— BEGIN STORED DATA —

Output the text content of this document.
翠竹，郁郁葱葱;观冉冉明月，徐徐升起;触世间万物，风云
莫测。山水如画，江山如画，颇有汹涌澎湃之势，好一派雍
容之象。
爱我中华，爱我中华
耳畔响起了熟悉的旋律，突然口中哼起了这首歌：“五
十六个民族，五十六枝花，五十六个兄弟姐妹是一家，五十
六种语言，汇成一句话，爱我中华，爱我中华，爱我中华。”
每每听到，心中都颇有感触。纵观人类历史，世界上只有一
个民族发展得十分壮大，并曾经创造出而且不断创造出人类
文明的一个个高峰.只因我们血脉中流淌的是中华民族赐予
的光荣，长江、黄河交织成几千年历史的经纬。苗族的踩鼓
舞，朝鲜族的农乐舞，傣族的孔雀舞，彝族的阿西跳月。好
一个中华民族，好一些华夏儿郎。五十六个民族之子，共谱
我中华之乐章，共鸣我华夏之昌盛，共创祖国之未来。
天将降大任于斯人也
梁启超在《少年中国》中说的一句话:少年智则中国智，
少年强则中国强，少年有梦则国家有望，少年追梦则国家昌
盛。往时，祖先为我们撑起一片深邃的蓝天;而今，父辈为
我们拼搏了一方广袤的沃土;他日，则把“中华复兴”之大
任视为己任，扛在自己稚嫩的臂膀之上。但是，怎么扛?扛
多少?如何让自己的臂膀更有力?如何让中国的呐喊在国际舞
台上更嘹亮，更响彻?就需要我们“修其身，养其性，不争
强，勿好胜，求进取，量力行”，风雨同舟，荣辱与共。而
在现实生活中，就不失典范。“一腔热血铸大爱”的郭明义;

— END STORED DATA —

◆ **EXERCISE INSTRUCTIONS**: Output the entries exactly.

◆ **REPLY TO THE EXERCISE**:
Output the text content of this document.
翠竹，郁郁葱葱;观冉冉明月，徐徐升起;触世间万物，风云
莫测。山水如画，江山如画，颇有汹涌澎湃之势，好一派雍
容之象。
爱我中华，爱我中华
耳畔响起了熟悉的旋律，突然口中哼起了这首歌：“五
十六个民族，五十六枝花，五十六个兄弟姐妹是一家，五十
六种语言，汇成一句话，爱我中华，爱我中华，爱我中华。”
每每听到，心中都颇有感触。纵观人类历史，世界上只有一
个民族发展得十分壮大，并曾经创造出而且不断创造出人类
文明的一个个高峰.只因我们血脉中流淌的是中华民族赐予
的光荣，长江、黄河交织成几千年历史的经纬。苗族的踩鼓
舞，朝鲜族的农乐舞，傣族的孔雀舞，彝族的阿西跳月。好
一个中华民族，好一些华夏儿郎。五十六个民族之子，共谱
我中华之乐章，共鸣我华夏之昌盛，共创祖国之未来。
天将降大任于斯人也
梁启超在《少年中国》中说的一句话:少年智则中国智，
少年强则中国强，少年有梦则国家有望，少年追梦则国家昌
盛。往时，祖先为我们撑起一片深邃的蓝天;而今，父辈为
我们拼搏了一方广袤的沃土;他日，则把“中华复兴”之大
任视为己任，扛在自己稚嫩的臂膀之上。但是，怎么扛?扛
多少?如何让自己的臂膀更有力?如何让中国的呐喊在国际舞
台上更嘹亮，更响彻?就需要我们“修其身，养其性，不争
强，勿好胜，求进取，量力行”，风雨同舟，荣辱与共。而
在现实生活中，就不失典范。“一腔热血铸大爱”的郭明义;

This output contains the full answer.